__Exercise__:
Pick out every line in the data below that holds "قیمت".
** Start of Dataset excerpts **
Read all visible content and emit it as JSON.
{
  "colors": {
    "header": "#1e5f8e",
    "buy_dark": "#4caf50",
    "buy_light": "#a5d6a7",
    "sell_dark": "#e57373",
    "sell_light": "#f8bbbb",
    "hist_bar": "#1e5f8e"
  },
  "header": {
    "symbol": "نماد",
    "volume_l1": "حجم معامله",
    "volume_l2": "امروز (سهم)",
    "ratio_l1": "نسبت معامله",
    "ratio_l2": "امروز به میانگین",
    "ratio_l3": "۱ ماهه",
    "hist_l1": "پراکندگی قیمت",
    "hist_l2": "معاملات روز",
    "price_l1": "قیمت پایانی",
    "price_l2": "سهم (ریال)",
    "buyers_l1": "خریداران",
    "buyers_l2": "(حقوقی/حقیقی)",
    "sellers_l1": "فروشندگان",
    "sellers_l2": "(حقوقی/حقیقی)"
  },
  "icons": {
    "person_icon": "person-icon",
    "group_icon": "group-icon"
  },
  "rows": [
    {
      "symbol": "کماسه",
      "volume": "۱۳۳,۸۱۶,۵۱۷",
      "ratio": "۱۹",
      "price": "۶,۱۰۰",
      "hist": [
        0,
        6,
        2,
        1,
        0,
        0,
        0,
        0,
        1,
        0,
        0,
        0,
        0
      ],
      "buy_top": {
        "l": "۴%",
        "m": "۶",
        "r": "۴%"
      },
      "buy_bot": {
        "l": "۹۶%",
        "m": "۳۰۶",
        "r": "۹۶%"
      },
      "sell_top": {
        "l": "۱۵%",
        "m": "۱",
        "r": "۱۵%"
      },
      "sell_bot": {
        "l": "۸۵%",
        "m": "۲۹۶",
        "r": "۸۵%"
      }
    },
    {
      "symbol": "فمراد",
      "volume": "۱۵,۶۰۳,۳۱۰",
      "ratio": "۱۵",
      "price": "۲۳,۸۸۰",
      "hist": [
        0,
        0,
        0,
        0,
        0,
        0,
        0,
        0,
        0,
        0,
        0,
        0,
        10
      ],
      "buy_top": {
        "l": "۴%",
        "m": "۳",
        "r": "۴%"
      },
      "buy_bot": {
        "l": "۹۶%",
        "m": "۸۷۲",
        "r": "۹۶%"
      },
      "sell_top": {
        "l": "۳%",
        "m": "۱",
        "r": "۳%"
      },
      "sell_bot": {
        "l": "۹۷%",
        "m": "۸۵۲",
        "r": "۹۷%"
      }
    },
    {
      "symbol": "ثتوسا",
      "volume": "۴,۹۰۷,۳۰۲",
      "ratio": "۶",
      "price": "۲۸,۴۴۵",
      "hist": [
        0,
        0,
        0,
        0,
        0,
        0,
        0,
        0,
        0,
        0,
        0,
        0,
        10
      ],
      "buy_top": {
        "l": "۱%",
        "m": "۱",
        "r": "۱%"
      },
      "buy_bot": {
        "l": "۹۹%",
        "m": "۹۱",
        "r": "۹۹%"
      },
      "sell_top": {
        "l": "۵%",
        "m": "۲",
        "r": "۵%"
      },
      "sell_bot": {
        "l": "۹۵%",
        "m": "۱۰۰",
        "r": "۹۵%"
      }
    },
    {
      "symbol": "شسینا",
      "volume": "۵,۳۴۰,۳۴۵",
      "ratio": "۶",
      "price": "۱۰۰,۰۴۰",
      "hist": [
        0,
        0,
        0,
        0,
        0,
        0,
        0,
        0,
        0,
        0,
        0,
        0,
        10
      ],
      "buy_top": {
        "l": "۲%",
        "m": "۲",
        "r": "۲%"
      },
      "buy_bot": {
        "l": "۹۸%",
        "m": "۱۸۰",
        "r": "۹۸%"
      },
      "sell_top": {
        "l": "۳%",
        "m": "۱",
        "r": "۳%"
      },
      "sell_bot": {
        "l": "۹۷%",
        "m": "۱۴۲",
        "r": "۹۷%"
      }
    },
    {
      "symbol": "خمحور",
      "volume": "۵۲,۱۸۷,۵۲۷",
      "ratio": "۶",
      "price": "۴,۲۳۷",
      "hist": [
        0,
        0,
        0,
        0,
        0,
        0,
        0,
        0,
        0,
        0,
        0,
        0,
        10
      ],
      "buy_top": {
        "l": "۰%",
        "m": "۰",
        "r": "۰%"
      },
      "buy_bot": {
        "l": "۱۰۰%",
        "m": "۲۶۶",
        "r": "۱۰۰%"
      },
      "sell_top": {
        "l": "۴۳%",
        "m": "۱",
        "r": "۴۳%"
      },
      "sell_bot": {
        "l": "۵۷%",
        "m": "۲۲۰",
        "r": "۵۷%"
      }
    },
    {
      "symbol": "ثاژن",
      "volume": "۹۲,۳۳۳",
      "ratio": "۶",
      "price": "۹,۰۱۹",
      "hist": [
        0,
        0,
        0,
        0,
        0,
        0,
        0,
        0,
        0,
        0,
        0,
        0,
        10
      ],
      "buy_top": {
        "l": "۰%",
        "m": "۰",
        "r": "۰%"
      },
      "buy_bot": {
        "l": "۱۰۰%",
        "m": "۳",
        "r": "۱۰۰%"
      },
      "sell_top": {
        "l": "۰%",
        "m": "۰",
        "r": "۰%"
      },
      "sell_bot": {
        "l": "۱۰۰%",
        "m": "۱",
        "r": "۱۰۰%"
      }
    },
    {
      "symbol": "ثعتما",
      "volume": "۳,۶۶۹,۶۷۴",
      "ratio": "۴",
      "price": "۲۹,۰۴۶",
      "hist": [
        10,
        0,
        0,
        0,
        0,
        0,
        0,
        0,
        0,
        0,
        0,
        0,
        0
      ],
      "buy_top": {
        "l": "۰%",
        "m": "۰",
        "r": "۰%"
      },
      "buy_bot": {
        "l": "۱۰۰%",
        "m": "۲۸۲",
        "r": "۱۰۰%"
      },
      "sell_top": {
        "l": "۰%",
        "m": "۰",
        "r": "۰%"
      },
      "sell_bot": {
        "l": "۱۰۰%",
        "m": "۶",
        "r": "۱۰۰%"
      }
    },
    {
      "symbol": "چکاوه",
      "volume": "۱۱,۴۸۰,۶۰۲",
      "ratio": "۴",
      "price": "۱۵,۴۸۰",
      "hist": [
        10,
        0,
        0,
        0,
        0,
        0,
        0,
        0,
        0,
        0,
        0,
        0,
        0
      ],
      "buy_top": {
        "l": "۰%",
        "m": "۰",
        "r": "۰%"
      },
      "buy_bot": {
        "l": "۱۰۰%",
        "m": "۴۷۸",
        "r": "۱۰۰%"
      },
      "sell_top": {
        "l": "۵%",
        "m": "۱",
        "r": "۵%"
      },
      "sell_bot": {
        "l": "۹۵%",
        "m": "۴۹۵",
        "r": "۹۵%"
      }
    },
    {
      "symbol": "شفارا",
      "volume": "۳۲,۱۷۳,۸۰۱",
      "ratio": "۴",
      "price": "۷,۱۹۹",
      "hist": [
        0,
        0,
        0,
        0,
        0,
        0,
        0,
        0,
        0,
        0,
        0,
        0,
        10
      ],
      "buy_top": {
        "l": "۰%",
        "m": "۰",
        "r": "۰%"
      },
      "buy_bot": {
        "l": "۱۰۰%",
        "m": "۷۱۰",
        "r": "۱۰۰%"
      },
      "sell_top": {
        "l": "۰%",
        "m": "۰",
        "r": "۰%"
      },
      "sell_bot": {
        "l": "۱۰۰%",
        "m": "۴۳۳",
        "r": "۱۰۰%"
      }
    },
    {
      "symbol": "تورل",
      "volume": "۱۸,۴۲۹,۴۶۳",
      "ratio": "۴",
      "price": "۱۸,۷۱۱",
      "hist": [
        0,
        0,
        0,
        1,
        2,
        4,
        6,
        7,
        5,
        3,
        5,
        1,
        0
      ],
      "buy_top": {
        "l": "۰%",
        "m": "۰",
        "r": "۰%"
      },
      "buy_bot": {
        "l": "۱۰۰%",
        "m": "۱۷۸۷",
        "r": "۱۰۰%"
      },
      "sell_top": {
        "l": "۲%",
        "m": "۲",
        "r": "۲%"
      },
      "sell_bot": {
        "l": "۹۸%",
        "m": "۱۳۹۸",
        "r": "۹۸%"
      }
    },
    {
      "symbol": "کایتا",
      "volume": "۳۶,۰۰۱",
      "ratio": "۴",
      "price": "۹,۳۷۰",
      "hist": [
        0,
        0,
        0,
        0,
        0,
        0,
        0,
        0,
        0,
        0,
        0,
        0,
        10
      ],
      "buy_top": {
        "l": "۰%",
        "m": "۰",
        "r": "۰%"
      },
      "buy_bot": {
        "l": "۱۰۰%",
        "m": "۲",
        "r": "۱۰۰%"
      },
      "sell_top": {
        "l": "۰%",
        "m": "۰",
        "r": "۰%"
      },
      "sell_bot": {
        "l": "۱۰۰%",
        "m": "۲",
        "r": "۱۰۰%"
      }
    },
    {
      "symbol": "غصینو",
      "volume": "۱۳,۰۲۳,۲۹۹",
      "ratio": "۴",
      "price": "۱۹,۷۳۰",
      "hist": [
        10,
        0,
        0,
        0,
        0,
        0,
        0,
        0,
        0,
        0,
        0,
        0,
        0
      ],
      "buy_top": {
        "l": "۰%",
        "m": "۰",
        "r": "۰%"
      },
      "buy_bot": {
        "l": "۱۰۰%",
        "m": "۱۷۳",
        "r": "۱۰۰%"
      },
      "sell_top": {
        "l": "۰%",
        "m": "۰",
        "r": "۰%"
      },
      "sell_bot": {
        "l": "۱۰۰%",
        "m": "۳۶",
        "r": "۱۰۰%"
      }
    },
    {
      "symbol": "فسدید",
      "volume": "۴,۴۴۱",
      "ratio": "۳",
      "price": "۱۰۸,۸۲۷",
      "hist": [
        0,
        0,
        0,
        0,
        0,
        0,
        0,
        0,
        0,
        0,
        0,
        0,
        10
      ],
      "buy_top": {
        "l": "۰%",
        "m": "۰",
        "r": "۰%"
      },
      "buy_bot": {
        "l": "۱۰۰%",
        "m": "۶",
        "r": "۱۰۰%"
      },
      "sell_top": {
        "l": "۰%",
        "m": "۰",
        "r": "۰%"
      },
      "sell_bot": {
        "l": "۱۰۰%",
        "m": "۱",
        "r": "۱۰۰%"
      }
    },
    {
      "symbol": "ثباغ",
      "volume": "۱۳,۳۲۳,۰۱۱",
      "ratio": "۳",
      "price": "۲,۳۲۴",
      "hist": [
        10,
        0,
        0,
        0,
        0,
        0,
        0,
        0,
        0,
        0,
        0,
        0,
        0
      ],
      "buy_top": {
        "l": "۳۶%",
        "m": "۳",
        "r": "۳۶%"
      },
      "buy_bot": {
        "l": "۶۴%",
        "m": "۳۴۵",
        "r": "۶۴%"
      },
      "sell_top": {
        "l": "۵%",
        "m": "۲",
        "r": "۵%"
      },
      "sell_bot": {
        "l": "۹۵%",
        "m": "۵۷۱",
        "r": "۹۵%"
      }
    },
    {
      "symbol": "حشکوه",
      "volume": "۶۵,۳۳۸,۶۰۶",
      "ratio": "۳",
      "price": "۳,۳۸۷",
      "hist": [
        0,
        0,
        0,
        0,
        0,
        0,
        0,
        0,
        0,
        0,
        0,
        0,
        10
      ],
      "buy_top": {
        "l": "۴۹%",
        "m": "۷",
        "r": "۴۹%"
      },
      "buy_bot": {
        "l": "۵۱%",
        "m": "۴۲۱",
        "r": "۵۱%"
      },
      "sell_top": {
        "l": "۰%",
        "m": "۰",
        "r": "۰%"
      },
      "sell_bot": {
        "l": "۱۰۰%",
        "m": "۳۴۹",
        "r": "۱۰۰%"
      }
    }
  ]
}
** End of Dataset excerpts **
** Start of Dataset excerpts **
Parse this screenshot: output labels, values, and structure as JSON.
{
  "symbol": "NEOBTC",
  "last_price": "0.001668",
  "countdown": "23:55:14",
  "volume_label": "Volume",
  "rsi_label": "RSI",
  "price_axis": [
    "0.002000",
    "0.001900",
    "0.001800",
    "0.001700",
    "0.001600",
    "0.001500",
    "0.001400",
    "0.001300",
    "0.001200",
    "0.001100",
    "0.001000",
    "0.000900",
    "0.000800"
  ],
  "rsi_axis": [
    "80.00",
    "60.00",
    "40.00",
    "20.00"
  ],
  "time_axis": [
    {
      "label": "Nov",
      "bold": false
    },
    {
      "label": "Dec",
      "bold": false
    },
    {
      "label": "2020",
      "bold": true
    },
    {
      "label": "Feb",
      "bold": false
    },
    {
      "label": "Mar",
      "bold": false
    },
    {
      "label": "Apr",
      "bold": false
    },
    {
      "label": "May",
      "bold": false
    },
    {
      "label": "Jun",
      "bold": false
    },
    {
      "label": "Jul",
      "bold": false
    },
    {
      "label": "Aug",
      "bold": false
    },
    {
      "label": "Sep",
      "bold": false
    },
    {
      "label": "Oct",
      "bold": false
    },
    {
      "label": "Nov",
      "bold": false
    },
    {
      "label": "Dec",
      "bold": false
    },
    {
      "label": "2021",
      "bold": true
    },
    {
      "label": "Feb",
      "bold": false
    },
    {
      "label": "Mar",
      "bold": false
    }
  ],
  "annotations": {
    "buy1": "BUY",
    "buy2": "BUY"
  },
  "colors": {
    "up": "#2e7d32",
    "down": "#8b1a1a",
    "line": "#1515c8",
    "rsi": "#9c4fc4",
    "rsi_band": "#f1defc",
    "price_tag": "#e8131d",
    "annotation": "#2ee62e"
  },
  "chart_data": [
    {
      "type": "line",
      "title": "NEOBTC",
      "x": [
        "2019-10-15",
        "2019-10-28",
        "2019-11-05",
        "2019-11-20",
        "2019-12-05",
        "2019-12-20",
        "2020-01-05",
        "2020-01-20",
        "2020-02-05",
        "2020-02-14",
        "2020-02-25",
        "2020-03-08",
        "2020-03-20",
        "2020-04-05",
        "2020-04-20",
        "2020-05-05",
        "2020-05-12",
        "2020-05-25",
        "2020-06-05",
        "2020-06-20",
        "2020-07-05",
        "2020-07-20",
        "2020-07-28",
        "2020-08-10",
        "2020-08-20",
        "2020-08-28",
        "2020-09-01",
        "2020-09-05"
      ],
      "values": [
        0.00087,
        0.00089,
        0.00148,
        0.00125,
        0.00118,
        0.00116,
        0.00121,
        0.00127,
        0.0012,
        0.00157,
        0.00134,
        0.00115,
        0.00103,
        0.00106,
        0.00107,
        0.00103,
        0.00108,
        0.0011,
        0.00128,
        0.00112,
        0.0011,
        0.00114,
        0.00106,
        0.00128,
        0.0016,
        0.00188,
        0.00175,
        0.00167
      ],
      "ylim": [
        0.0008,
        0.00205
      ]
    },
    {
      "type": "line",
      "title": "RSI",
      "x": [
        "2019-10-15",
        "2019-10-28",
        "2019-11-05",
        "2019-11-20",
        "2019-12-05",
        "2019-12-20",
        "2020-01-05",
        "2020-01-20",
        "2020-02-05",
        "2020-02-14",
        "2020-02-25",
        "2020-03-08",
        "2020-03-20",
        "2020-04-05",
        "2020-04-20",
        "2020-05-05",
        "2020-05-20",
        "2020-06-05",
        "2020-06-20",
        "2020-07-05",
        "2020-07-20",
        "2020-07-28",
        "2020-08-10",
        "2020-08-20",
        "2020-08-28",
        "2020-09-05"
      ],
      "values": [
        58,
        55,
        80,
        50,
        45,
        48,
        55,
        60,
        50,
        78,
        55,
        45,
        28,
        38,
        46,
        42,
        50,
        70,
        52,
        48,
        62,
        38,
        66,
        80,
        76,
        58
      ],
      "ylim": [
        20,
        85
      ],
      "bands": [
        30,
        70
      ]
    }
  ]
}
** End of Dataset excerpts **
__Solution to this task__:
    "hist_l1": "پراکندگی قیمت",
    "price_l1": "قیمت پایانی",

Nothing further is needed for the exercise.